● Raw data
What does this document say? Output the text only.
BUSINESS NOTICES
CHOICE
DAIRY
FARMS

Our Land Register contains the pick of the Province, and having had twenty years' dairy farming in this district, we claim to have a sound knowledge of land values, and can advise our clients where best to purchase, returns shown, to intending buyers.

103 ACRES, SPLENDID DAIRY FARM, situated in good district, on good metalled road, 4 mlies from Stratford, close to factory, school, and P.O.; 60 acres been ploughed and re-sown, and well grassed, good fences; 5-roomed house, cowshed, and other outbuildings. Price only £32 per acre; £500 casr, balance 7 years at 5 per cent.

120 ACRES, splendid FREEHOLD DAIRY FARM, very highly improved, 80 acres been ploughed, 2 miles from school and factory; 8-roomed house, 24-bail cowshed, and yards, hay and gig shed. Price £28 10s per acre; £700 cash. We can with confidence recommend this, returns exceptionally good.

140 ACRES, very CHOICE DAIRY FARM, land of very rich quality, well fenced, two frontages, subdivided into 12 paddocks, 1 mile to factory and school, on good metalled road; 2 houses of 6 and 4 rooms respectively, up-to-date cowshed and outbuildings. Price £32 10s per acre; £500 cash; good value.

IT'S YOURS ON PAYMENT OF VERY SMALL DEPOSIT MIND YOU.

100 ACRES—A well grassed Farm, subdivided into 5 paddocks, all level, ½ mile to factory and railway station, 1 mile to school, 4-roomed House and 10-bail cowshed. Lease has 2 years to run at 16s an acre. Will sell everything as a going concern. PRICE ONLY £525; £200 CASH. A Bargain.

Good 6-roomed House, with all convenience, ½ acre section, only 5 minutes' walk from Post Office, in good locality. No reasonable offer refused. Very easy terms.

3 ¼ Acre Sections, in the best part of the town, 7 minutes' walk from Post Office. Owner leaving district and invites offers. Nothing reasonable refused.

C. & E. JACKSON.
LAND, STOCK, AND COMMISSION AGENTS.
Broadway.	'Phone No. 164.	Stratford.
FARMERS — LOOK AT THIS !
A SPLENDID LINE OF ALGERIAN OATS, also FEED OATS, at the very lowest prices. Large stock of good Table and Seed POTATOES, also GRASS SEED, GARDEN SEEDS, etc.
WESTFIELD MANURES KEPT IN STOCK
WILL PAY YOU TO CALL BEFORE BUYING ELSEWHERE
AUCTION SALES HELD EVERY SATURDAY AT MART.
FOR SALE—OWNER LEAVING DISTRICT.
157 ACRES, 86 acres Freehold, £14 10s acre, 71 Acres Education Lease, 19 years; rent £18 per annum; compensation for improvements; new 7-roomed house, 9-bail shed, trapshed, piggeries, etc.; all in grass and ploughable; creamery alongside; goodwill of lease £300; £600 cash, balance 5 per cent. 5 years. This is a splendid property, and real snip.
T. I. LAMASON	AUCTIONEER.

● Work instructions
Retype every entry above, word for word.

● Output
What does this document say? Output the text only.
BUSINESS NOTICES
CHOICE
DAIRY
FARMS

Our Land Register contains the pick of the Province, and having had twenty years' dairy farming in this district, we claim to have a sound knowledge of land values, and can advise our clients where best to purchase, returns shown, to intending buyers.

103 ACRES, SPLENDID DAIRY FARM, situated in good district, on good metalled road, 4 mlies from Stratford, close to factory, school, and P.O.; 60 acres been ploughed and re-sown, and well grassed, good fences; 5-roomed house, cowshed, and other outbuildings. Price only £32 per acre; £500 casr, balance 7 years at 5 per cent.

120 ACRES, splendid FREEHOLD DAIRY FARM, very highly improved, 80 acres been ploughed, 2 miles from school and factory; 8-roomed house, 24-bail cowshed, and yards, hay and gig shed. Price £28 10s per acre; £700 cash. We can with confidence recommend this, returns exceptionally good.

140 ACRES, very CHOICE DAIRY FARM, land of very rich quality, well fenced, two frontages, subdivided into 12 paddocks, 1 mile to factory and school, on good metalled road; 2 houses of 6 and 4 rooms respectively, up-to-date cowshed and outbuildings. Price £32 10s per acre; £500 cash; good value.

IT'S YOURS ON PAYMENT OF VERY SMALL DEPOSIT MIND YOU.

100 ACRES—A well grassed Farm, subdivided into 5 paddocks, all level, ½ mile to factory and railway station, 1 mile to school, 4-roomed House and 10-bail cowshed. Lease has 2 years to run at 16s an acre. Will sell everything as a going concern. PRICE ONLY £525; £200 CASH. A Bargain.

Good 6-roomed House, with all convenience, ½ acre section, only 5 minutes' walk from Post Office, in good locality. No reasonable offer refused. Very easy terms.

3 ¼ Acre Sections, in the best part of the town, 7 minutes' walk from Post Office. Owner leaving district and invites offers. Nothing reasonable refused.

C. & E. JACKSON.
LAND, STOCK, AND COMMISSION AGENTS.
Broadway.	'Phone No. 164.	Stratford.
FARMERS — LOOK AT THIS !
A SPLENDID LINE OF ALGERIAN OATS, also FEED OATS, at the very lowest prices. Large stock of good Table and Seed POTATOES, also GRASS SEED, GARDEN SEEDS, etc.
WESTFIELD MANURES KEPT IN STOCK
WILL PAY YOU TO CALL BEFORE BUYING ELSEWHERE
AUCTION SALES HELD EVERY SATURDAY AT MART.
FOR SALE—OWNER LEAVING DISTRICT.
157 ACRES, 86 acres Freehold, £14 10s acre, 71 Acres Education Lease, 19 years; rent £18 per annum; compensation for improvements; new 7-roomed house, 9-bail shed, trapshed, piggeries, etc.; all in grass and ploughable; creamery alongside; goodwill of lease £300; £600 cash, balance 5 per cent. 5 years. This is a splendid property, and real snip.
T. I. LAMASON	AUCTIONEER.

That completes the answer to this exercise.